» Do this
Identify the lines that contain the string "Dining", then copy each of them.

======== Data for this task

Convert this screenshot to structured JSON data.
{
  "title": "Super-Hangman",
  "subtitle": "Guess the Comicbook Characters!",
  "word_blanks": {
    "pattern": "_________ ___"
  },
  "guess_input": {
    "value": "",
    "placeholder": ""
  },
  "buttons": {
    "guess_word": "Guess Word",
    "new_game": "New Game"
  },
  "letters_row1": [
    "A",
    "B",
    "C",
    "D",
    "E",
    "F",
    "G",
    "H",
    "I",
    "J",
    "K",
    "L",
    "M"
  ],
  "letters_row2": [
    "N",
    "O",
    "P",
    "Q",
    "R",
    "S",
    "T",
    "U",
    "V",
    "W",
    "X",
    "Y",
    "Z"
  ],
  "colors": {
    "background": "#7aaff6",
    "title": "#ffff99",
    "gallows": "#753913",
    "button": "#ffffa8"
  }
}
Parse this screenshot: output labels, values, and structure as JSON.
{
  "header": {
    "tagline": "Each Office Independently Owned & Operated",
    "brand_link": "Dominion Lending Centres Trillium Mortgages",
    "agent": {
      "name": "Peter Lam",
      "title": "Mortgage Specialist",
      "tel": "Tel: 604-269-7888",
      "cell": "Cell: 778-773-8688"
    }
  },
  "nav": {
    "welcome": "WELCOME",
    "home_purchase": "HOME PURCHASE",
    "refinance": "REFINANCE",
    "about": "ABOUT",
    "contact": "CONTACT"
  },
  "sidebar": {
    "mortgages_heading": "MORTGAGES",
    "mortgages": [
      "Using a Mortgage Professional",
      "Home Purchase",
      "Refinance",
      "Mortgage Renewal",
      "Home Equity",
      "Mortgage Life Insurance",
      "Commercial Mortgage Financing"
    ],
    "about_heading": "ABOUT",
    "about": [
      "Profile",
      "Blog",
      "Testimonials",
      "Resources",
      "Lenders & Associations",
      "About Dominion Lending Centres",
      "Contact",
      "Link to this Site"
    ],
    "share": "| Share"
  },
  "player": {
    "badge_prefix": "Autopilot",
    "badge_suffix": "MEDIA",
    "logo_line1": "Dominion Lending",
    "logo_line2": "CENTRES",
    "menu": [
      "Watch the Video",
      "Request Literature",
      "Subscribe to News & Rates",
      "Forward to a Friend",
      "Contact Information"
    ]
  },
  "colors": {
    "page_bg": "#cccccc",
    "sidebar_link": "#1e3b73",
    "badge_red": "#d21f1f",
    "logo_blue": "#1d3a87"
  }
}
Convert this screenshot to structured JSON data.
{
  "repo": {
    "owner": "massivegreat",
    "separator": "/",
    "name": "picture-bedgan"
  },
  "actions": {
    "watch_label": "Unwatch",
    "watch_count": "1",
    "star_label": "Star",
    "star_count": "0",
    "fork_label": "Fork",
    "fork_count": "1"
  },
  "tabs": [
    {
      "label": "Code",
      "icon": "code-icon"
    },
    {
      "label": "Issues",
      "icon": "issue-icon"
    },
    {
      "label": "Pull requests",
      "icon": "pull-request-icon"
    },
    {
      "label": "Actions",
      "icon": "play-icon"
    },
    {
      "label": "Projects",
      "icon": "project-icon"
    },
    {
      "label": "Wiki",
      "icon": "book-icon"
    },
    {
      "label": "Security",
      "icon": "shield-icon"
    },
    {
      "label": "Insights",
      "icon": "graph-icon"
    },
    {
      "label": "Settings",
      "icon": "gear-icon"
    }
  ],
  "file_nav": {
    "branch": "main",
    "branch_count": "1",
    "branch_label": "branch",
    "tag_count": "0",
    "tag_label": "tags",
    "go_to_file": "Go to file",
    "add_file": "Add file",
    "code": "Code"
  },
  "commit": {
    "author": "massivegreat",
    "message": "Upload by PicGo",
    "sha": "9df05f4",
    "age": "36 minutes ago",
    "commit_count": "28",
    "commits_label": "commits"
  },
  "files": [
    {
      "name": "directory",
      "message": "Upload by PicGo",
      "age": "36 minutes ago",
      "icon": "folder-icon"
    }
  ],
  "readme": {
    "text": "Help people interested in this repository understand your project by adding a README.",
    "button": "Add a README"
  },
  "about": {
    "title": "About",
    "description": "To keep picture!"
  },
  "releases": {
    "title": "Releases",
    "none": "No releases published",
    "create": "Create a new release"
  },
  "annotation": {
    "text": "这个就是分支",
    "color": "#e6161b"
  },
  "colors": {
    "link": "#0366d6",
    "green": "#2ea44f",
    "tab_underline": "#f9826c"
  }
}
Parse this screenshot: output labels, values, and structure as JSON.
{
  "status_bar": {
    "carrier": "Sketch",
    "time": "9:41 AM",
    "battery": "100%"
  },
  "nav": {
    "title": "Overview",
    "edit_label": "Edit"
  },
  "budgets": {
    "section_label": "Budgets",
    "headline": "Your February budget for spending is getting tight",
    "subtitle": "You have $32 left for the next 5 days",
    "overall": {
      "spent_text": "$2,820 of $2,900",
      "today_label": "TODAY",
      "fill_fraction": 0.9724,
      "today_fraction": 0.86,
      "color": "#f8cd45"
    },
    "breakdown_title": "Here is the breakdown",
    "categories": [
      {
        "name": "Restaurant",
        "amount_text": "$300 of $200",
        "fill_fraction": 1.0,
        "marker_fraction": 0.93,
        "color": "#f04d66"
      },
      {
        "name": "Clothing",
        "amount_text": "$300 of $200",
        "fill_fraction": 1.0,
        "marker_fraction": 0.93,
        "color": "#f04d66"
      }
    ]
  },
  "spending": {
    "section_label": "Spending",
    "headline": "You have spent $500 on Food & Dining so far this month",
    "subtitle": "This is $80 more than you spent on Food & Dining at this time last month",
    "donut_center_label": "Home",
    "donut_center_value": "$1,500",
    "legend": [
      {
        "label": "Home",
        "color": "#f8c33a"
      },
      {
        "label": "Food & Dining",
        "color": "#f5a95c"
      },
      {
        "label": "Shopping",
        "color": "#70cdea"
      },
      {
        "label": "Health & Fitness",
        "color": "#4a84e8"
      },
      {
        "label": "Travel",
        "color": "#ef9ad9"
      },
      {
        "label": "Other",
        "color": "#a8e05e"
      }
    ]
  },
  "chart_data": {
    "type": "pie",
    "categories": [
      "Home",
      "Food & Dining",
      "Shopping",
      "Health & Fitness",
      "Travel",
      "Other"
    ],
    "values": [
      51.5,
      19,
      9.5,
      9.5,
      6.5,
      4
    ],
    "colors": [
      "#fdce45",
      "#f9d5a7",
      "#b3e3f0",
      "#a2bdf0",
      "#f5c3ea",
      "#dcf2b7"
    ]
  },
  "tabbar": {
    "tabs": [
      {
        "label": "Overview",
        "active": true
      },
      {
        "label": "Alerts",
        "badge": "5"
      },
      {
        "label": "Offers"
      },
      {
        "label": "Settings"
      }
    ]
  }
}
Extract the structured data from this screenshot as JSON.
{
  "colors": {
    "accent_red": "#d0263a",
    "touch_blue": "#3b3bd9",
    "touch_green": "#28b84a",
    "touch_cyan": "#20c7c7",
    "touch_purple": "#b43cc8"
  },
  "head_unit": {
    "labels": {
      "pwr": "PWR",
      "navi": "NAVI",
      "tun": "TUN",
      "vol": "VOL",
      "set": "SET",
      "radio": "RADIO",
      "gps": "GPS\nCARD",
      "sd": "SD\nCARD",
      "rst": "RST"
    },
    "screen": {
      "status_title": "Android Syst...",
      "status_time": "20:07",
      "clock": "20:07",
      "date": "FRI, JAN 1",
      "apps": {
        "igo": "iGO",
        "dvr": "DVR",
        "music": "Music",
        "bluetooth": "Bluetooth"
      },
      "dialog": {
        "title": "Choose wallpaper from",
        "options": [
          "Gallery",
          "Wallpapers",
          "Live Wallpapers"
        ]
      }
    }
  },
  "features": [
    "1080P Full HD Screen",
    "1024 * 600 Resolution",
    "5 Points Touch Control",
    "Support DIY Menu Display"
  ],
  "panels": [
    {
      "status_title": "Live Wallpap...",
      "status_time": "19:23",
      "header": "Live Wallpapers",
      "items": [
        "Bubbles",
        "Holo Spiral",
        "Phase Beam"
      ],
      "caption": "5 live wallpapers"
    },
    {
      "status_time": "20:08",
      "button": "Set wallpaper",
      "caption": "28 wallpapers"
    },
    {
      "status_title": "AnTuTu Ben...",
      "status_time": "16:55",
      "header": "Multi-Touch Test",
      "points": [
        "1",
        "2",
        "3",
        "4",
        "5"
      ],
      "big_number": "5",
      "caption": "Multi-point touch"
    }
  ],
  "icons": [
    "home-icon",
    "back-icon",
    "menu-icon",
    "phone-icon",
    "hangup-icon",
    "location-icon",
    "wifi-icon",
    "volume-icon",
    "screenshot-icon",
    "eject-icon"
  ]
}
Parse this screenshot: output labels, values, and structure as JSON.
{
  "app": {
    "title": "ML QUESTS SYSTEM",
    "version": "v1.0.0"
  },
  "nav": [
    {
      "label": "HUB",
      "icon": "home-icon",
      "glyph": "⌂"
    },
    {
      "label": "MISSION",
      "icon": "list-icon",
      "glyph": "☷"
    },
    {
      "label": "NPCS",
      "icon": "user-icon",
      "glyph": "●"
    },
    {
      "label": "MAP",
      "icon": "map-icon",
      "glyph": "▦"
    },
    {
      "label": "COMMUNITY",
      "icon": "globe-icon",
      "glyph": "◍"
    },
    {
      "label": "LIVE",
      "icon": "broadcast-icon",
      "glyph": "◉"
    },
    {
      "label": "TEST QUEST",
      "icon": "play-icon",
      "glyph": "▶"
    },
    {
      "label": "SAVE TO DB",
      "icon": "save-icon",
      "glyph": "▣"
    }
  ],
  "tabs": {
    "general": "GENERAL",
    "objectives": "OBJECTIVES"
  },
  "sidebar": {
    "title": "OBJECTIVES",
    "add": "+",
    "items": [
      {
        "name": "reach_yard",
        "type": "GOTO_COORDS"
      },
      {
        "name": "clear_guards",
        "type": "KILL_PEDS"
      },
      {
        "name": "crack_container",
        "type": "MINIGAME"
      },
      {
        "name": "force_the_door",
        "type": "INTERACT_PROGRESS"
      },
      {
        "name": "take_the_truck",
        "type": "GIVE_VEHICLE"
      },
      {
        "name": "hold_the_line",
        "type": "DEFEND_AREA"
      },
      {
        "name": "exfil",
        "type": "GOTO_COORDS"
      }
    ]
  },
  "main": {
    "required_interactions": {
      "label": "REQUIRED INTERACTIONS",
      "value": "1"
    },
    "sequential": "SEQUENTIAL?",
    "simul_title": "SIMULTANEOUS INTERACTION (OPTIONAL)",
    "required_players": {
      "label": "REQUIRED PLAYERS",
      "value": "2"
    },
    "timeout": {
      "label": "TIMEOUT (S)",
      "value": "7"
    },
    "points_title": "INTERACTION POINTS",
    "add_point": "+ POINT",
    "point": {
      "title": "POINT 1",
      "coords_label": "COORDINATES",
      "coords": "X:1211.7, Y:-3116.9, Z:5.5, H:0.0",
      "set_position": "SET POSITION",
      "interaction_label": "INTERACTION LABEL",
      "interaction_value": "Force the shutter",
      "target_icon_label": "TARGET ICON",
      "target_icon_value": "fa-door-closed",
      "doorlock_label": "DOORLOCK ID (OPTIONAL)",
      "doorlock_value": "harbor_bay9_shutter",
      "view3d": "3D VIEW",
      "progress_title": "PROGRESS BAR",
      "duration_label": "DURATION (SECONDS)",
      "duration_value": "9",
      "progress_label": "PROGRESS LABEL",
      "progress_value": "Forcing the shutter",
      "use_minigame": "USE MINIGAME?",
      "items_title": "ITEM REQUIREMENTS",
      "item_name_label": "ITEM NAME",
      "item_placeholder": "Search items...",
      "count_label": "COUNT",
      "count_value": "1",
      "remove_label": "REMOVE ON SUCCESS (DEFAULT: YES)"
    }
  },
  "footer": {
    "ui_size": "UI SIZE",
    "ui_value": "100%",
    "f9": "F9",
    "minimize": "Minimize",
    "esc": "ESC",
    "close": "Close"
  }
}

================

» Exercise output
    "headline": "You have spent $500 on Food & Dining so far this month",
    "subtitle": "This is $80 more than you spent on Food & Dining at this time last month",
        "label": "Food & Dining",
      "Food & Dining",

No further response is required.